_SUPPLIED INFORMATION_:
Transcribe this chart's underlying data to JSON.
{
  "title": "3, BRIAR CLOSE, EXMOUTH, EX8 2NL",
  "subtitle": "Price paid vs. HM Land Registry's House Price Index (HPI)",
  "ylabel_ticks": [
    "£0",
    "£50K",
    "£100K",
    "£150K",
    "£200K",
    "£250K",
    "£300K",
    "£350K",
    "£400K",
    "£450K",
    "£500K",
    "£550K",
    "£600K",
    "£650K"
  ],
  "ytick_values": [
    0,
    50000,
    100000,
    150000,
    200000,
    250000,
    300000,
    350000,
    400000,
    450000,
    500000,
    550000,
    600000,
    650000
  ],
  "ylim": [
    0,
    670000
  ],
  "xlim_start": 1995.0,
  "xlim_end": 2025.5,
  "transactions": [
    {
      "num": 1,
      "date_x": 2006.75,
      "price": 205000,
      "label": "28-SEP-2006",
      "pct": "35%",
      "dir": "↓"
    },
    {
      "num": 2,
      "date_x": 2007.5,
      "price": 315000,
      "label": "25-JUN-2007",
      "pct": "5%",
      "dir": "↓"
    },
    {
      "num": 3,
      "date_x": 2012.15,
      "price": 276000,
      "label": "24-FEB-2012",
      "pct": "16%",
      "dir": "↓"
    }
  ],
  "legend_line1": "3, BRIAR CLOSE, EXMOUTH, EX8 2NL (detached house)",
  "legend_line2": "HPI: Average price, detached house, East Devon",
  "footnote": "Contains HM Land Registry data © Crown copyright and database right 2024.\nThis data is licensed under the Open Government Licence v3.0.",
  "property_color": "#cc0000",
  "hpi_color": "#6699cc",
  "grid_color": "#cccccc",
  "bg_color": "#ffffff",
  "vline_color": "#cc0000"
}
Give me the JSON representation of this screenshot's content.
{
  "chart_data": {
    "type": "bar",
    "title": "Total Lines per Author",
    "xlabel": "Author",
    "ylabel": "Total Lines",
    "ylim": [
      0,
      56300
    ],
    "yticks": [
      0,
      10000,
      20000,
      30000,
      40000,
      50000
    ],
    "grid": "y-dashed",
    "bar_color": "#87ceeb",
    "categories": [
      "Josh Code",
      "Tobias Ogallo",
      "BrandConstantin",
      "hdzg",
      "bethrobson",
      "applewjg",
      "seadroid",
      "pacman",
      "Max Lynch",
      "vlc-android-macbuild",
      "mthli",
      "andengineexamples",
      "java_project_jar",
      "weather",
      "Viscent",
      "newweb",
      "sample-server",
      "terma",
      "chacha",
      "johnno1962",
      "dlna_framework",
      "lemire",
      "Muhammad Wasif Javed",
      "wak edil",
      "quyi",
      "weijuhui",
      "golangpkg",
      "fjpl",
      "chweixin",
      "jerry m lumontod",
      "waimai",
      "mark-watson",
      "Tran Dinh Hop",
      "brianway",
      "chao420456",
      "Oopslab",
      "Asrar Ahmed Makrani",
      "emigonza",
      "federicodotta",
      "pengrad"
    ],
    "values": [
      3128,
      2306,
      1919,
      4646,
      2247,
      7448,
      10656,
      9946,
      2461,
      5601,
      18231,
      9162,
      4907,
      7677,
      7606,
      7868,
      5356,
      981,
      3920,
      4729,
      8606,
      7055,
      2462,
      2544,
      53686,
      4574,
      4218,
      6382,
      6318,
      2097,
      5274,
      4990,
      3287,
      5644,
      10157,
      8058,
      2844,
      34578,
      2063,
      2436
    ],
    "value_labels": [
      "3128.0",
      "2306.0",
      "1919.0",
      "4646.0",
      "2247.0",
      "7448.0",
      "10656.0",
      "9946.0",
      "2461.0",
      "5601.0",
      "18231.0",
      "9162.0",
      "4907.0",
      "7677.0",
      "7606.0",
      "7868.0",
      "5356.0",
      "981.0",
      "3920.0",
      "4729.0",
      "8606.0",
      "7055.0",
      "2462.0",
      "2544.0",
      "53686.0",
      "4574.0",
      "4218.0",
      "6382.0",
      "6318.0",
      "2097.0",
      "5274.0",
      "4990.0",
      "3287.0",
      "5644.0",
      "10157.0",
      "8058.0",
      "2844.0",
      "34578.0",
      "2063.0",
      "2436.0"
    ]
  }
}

_GIVEN PROBLEM_: Extract the full listing and reproduce each line exactly.

_RESULT OF THIS TASK_:
Transcribe this chart's underlying data to JSON.
{
  "title": "3, BRIAR CLOSE, EXMOUTH, EX8 2NL",
  "subtitle": "Price paid vs. HM Land Registry's House Price Index (HPI)",
  "ylabel_ticks": [
    "£0",
    "£50K",
    "£100K",
    "£150K",
    "£200K",
    "£250K",
    "£300K",
    "£350K",
    "£400K",
    "£450K",
    "£500K",
    "£550K",
    "£600K",
    "£650K"
  ],
  "ytick_values": [
    0,
    50000,
    100000,
    150000,
    200000,
    250000,
    300000,
    350000,
    400000,
    450000,
    500000,
    550000,
    600000,
    650000
  ],
  "ylim": [
    0,
    670000
  ],
  "xlim_start": 1995.0,
  "xlim_end": 2025.5,
  "transactions": [
    {
      "num": 1,
      "date_x": 2006.75,
      "price": 205000,
      "label": "28-SEP-2006",
      "pct": "35%",
      "dir": "↓"
    },
    {
      "num": 2,
      "date_x": 2007.5,
      "price": 315000,
      "label": "25-JUN-2007",
      "pct": "5%",
      "dir": "↓"
    },
    {
      "num": 3,
      "date_x": 2012.15,
      "price": 276000,
      "label": "24-FEB-2012",
      "pct": "16%",
      "dir": "↓"
    }
  ],
  "legend_line1": "3, BRIAR CLOSE, EXMOUTH, EX8 2NL (detached house)",
  "legend_line2": "HPI: Average price, detached house, East Devon",
  "footnote": "Contains HM Land Registry data © Crown copyright and database right 2024.\nThis data is licensed under the Open Government Licence v3.0.",
  "property_color": "#cc0000",
  "hpi_color": "#6699cc",
  "grid_color": "#cccccc",
  "bg_color": "#ffffff",
  "vline_color": "#cc0000"
}
Give me the JSON representation of this screenshot's content.
{
  "chart_data": {
    "type": "bar",
    "title": "Total Lines per Author",
    "xlabel": "Author",
    "ylabel": "Total Lines",
    "ylim": [
      0,
      56300
    ],
    "yticks": [
      0,
      10000,
      20000,
      30000,
      40000,
      50000
    ],
    "grid": "y-dashed",
    "bar_color": "#87ceeb",
    "categories": [
      "Josh Code",
      "Tobias Ogallo",
      "BrandConstantin",
      "hdzg",
      "bethrobson",
      "applewjg",
      "seadroid",
      "pacman",
      "Max Lynch",
      "vlc-android-macbuild",
      "mthli",
      "andengineexamples",
      "java_project_jar",
      "weather",
      "Viscent",
      "newweb",
      "sample-server",
      "terma",
      "chacha",
      "johnno1962",
      "dlna_framework",
      "lemire",
      "Muhammad Wasif Javed",
      "wak edil",
      "quyi",
      "weijuhui",
      "golangpkg",
      "fjpl",
      "chweixin",
      "jerry m lumontod",
      "waimai",
      "mark-watson",
      "Tran Dinh Hop",
      "brianway",
      "chao420456",
      "Oopslab",
      "Asrar Ahmed Makrani",
      "emigonza",
      "federicodotta",
      "pengrad"
    ],
    "values": [
      3128,
      2306,
      1919,
      4646,
      2247,
      7448,
      10656,
      9946,
      2461,
      5601,
      18231,
      9162,
      4907,
      7677,
      7606,
      7868,
      5356,
      981,
      3920,
      4729,
      8606,
      7055,
      2462,
      2544,
      53686,
      4574,
      4218,
      6382,
      6318,
      2097,
      5274,
      4990,
      3287,
      5644,
      10157,
      8058,
      2844,
      34578,
      2063,
      2436
    ],
    "value_labels": [
      "3128.0",
      "2306.0",
      "1919.0",
      "4646.0",
      "2247.0",
      "7448.0",
      "10656.0",
      "9946.0",
      "2461.0",
      "5601.0",
      "18231.0",
      "9162.0",
      "4907.0",
      "7677.0",
      "7606.0",
      "7868.0",
      "5356.0",
      "981.0",
      "3920.0",
      "4729.0",
      "8606.0",
      "7055.0",
      "2462.0",
      "2544.0",
      "53686.0",
      "4574.0",
      "4218.0",
      "6382.0",
      "6318.0",
      "2097.0",
      "5274.0",
      "4990.0",
      "3287.0",
      "5644.0",
      "10157.0",
      "8058.0",
      "2844.0",
      "34578.0",
      "2063.0",
      "2436.0"
    ]
  }
}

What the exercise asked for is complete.